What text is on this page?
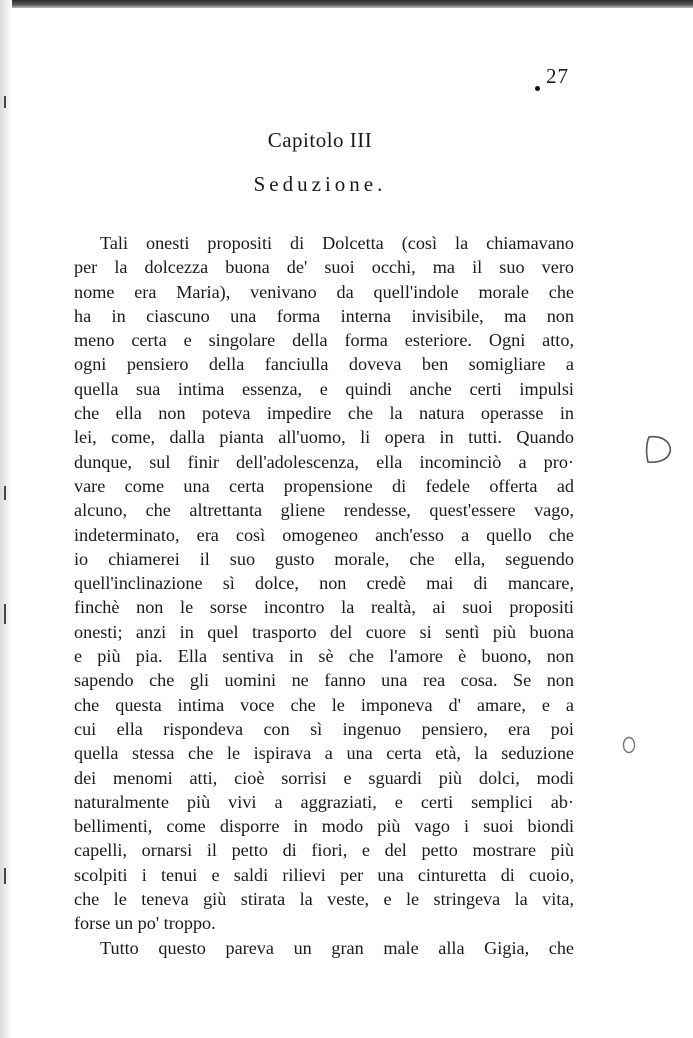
27
Capitolo III
Seduzione.
Tali onesti propositi di Dolcetta (così la chiamavano
per la dolcezza buona de' suoi occhi, ma il suo vero
nome era Maria), venivano da quell'indole morale che
ha in ciascuno una forma interna invisibile, ma non
meno certa e singolare della forma esteriore. Ogni atto,
ogni pensiero della fanciulla doveva ben somigliare a
quella sua intima essenza, e quindi anche certi impulsi
che ella non poteva impedire che la natura operasse in
lei, come, dalla pianta all'uomo, li opera in tutti. Quando
dunque, sul finir dell'adolescenza, ella incominciò a pro·
vare come una certa propensione di fedele offerta ad
alcuno, che altrettanta gliene rendesse, quest'essere vago,
indeterminato, era così omogeneo anch'esso a quello che
io chiamerei il suo gusto morale, che ella, seguendo
quell'inclinazione sì dolce, non credè mai di mancare,
finchè non le sorse incontro la realtà, ai suoi propositi
onesti; anzi in quel trasporto del cuore si sentì più buona
e più pia. Ella sentiva in sè che l'amore è buono, non
sapendo che gli uomini ne fanno una rea cosa. Se non
che questa intima voce che le imponeva d' amare, e a
cui ella rispondeva con sì ingenuo pensiero, era poi
quella stessa che le ispirava a una certa età, la seduzione
dei menomi atti, cioè sorrisi e sguardi più dolci, modi
naturalmente più vivi a aggraziati, e certi semplici ab·
bellimenti, come disporre in modo più vago i suoi biondi
capelli, ornarsi il petto di fiori, e del petto mostrare più
scolpiti i tenui e saldi rilievi per una cinturetta di cuoio,
che le teneva giù stirata la veste, e le stringeva la vita,
forse un po' troppo.
Tutto questo pareva un gran male alla Gigia, che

DIRECTIONS FOR THIS TASK:
Give back the whole listing as it stands, minus its pictures.

OUTPUT OF THE EXERCISE:
What text is on this page?
27
Capitolo III
Seduzione.
Tali onesti propositi di Dolcetta (così la chiamavano
per la dolcezza buona de' suoi occhi, ma il suo vero
nome era Maria), venivano da quell'indole morale che
ha in ciascuno una forma interna invisibile, ma non
meno certa e singolare della forma esteriore. Ogni atto,
ogni pensiero della fanciulla doveva ben somigliare a
quella sua intima essenza, e quindi anche certi impulsi
che ella non poteva impedire che la natura operasse in
lei, come, dalla pianta all'uomo, li opera in tutti. Quando
dunque, sul finir dell'adolescenza, ella incominciò a pro·
vare come una certa propensione di fedele offerta ad
alcuno, che altrettanta gliene rendesse, quest'essere vago,
indeterminato, era così omogeneo anch'esso a quello che
io chiamerei il suo gusto morale, che ella, seguendo
quell'inclinazione sì dolce, non credè mai di mancare,
finchè non le sorse incontro la realtà, ai suoi propositi
onesti; anzi in quel trasporto del cuore si sentì più buona
e più pia. Ella sentiva in sè che l'amore è buono, non
sapendo che gli uomini ne fanno una rea cosa. Se non
che questa intima voce che le imponeva d' amare, e a
cui ella rispondeva con sì ingenuo pensiero, era poi
quella stessa che le ispirava a una certa età, la seduzione
dei menomi atti, cioè sorrisi e sguardi più dolci, modi
naturalmente più vivi a aggraziati, e certi semplici ab·
bellimenti, come disporre in modo più vago i suoi biondi
capelli, ornarsi il petto di fiori, e del petto mostrare più
scolpiti i tenui e saldi rilievi per una cinturetta di cuoio,
che le teneva giù stirata la veste, e le stringeva la vita,
forse un po' troppo.
Tutto questo pareva un gran male alla Gigia, che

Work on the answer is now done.